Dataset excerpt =
######
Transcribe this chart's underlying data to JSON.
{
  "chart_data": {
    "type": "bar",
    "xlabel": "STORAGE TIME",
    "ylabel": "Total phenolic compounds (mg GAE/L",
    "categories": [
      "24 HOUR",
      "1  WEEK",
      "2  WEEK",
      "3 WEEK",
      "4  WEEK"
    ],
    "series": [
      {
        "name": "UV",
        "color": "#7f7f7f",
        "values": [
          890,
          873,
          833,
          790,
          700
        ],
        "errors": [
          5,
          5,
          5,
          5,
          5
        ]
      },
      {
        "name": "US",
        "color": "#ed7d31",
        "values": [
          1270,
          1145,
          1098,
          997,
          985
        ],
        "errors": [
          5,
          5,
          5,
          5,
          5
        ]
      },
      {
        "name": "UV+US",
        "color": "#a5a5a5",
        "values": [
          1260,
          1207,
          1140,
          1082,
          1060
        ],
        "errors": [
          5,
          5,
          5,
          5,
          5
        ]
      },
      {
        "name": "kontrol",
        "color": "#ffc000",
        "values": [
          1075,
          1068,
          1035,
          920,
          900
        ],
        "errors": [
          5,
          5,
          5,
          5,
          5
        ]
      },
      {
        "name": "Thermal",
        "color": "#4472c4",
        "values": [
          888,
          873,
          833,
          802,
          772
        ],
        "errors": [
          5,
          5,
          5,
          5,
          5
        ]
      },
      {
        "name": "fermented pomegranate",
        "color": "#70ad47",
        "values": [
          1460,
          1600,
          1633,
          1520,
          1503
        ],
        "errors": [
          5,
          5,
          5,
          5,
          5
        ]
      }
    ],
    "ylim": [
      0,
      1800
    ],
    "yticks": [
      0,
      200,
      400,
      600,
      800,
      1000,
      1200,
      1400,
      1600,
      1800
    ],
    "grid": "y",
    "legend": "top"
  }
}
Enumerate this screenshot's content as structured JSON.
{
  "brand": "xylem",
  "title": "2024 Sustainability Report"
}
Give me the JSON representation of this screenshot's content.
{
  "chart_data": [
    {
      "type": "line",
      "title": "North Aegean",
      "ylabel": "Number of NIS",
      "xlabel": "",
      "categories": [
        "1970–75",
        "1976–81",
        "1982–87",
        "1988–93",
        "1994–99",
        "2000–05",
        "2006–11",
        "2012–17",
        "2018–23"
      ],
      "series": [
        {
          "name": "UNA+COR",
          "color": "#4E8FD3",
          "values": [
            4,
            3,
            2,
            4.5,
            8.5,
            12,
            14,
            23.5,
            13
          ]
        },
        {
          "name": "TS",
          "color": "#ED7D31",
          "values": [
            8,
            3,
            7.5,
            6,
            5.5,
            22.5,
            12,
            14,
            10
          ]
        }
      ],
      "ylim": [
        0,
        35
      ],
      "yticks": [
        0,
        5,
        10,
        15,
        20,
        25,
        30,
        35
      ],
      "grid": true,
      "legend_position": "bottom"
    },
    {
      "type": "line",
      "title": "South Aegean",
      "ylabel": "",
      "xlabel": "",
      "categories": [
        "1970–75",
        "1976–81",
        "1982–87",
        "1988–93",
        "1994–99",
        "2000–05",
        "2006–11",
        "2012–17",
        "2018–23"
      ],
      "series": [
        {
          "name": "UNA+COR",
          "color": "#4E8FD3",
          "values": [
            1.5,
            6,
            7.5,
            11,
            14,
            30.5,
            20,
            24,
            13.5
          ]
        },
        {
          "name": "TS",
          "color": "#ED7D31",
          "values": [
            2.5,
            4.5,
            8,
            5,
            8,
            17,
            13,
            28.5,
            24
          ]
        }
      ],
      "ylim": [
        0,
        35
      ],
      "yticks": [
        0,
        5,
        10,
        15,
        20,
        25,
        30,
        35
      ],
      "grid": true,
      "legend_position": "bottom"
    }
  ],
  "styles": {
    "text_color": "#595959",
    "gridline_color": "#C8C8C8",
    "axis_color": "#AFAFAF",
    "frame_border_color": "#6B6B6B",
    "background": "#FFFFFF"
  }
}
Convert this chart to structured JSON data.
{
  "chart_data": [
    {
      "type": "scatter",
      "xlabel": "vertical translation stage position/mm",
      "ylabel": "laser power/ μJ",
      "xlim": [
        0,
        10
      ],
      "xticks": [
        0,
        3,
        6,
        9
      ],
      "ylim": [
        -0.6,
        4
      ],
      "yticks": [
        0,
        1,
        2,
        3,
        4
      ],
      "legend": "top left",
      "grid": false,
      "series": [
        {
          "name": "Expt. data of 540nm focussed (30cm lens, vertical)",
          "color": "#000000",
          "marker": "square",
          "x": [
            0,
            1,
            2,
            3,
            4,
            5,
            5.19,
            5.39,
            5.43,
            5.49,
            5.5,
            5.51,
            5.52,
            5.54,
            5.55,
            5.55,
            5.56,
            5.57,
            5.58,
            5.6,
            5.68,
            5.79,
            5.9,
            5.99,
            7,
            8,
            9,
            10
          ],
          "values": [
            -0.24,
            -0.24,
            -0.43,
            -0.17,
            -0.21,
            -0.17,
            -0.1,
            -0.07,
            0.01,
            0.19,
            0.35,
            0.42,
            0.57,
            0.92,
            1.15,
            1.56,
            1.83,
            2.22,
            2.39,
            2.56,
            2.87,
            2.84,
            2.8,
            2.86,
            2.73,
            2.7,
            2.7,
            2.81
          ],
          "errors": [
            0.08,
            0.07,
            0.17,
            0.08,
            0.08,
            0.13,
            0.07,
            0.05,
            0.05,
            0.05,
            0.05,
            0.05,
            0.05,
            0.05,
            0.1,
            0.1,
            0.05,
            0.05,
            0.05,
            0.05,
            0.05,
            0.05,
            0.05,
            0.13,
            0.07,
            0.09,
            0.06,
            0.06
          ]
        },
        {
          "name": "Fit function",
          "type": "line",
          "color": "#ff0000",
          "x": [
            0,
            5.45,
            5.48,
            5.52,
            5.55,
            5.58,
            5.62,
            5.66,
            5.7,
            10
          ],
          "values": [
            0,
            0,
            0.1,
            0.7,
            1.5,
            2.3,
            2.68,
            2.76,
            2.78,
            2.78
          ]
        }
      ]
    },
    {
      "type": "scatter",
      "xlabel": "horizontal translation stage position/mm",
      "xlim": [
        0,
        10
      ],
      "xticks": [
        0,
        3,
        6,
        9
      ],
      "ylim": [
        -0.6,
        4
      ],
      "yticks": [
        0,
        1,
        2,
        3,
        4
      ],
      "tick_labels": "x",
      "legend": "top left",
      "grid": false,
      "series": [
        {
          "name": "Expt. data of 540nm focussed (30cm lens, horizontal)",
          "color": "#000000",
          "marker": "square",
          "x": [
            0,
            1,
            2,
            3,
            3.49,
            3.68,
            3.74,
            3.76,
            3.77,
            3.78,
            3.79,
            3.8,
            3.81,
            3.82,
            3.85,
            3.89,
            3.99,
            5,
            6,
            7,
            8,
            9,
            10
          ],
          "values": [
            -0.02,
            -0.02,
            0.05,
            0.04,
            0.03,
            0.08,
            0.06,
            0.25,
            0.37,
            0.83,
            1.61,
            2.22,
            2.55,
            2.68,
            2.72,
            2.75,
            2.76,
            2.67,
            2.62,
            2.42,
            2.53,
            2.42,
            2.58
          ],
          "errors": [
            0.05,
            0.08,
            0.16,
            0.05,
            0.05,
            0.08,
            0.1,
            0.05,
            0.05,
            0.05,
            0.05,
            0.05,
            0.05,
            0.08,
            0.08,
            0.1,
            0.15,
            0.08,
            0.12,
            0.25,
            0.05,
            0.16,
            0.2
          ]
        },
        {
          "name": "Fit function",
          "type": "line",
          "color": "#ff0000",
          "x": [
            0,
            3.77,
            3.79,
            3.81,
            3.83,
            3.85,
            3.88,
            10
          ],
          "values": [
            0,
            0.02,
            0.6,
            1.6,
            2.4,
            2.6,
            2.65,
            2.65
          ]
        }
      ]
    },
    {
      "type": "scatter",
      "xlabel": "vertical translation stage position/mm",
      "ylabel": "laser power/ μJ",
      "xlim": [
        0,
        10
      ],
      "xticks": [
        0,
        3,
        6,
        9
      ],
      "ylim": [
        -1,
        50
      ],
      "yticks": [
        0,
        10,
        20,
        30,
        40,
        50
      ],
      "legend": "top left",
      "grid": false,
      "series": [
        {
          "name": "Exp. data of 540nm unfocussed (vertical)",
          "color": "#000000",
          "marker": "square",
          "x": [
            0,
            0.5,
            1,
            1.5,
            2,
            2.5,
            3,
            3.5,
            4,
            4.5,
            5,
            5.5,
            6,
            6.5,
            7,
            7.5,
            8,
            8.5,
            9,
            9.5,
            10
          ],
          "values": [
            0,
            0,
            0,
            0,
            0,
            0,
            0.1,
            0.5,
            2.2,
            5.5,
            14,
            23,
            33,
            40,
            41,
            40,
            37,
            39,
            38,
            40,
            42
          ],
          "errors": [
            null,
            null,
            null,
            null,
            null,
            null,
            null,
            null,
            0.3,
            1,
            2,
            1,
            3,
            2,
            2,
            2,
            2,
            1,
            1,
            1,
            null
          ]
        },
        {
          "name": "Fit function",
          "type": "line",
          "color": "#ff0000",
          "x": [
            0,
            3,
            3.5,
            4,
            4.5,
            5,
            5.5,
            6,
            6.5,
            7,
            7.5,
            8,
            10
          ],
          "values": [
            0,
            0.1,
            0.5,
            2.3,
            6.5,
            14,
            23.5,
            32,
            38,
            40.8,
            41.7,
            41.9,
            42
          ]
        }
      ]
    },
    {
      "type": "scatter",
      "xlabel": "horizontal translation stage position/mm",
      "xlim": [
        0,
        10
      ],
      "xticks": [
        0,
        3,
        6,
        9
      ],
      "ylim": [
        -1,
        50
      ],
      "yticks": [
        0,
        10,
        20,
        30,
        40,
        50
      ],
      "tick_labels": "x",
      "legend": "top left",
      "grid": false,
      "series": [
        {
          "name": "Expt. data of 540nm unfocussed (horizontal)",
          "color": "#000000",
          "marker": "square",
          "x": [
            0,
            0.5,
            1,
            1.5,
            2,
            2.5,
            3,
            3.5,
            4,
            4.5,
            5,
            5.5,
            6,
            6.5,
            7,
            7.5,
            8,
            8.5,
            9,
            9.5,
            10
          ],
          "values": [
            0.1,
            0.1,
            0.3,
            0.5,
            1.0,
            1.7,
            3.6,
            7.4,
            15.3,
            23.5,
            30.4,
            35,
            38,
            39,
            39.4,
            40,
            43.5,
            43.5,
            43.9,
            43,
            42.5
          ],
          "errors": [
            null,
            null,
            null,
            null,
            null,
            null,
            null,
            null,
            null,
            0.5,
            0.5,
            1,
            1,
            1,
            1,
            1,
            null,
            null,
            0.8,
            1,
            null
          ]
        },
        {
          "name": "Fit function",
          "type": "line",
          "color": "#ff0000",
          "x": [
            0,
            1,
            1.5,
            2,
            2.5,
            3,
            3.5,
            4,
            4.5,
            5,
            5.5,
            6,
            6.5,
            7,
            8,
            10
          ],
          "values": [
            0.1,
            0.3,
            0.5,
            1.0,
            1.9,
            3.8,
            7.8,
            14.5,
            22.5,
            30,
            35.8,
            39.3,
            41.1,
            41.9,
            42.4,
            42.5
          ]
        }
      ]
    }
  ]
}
######
Given problem =
Tally the lines containing "unfocussed". Provide the number without any other words.

Written response =
2